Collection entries

* * * * *

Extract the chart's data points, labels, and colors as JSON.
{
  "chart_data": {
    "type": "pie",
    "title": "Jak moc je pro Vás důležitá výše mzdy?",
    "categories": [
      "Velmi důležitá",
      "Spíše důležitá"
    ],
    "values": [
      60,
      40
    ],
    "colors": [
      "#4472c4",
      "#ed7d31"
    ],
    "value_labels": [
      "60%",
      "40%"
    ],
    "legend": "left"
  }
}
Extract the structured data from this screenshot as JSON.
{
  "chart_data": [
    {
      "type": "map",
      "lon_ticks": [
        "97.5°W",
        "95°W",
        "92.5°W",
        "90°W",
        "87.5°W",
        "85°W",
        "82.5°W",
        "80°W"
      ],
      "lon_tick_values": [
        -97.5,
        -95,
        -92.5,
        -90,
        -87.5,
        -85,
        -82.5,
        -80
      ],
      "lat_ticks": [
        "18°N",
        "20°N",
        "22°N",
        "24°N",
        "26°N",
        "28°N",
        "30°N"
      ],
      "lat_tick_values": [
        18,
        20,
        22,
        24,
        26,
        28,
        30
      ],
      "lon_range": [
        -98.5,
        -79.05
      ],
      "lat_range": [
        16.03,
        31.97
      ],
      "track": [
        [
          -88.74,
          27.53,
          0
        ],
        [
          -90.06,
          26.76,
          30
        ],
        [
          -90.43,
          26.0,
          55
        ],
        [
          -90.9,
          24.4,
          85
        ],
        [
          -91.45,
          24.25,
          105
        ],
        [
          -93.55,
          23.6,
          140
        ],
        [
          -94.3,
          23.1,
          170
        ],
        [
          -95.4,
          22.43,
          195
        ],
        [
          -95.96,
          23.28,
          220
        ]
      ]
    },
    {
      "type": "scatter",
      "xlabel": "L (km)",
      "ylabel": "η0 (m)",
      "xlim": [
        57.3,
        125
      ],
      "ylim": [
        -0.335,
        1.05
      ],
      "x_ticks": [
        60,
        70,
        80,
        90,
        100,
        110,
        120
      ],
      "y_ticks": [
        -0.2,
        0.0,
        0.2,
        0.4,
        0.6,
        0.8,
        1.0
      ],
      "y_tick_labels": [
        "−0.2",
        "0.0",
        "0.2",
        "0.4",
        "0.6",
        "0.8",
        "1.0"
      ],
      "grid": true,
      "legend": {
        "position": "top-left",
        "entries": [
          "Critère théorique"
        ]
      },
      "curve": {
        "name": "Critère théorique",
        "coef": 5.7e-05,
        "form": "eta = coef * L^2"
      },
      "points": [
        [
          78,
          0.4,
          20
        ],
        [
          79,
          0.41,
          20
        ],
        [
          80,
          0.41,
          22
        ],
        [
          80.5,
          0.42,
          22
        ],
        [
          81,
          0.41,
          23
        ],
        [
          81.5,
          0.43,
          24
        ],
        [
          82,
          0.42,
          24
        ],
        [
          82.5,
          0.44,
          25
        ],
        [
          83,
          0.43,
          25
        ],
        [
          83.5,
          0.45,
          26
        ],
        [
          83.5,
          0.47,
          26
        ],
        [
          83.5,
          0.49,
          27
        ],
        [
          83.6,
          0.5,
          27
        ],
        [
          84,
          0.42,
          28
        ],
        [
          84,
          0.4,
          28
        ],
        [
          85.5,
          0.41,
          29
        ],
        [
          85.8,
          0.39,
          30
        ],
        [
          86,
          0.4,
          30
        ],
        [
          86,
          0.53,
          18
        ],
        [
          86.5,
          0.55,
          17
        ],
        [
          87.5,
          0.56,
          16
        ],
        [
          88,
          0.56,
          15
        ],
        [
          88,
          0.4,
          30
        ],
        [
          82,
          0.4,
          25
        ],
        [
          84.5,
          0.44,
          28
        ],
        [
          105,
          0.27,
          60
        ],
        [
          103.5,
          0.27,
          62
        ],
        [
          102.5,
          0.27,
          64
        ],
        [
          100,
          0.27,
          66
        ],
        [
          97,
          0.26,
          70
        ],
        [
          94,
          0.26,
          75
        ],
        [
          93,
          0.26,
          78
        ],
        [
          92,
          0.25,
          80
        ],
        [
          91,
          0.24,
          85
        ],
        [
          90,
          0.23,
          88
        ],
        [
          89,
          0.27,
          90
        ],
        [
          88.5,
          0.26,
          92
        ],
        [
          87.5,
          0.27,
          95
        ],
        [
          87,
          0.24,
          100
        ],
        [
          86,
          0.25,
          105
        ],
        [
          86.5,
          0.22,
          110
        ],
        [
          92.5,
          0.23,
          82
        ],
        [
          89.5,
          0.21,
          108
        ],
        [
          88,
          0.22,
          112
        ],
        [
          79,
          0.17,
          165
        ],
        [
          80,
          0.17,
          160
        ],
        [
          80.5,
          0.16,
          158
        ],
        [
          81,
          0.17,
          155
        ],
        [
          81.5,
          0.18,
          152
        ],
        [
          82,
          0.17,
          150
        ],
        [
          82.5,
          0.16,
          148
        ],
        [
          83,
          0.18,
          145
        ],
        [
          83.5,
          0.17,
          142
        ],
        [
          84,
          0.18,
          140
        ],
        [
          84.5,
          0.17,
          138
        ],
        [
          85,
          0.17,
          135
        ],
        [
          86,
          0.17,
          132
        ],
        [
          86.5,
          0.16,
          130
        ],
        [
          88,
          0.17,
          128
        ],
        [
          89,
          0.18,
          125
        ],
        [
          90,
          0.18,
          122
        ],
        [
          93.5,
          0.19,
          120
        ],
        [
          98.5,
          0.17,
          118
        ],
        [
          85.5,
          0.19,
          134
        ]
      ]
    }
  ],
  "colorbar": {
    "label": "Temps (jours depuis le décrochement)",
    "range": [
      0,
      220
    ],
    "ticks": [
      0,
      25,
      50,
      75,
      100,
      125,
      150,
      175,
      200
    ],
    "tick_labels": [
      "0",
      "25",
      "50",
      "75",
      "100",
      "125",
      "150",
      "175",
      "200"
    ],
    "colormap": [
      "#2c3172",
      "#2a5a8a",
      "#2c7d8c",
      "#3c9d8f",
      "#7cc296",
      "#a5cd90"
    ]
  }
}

* * * * *

_Task requirements_
Go through the material line by line. Show each line that contains the string "Critère".

_Task response_
          "Critère théorique"
        "name": "Critère théorique",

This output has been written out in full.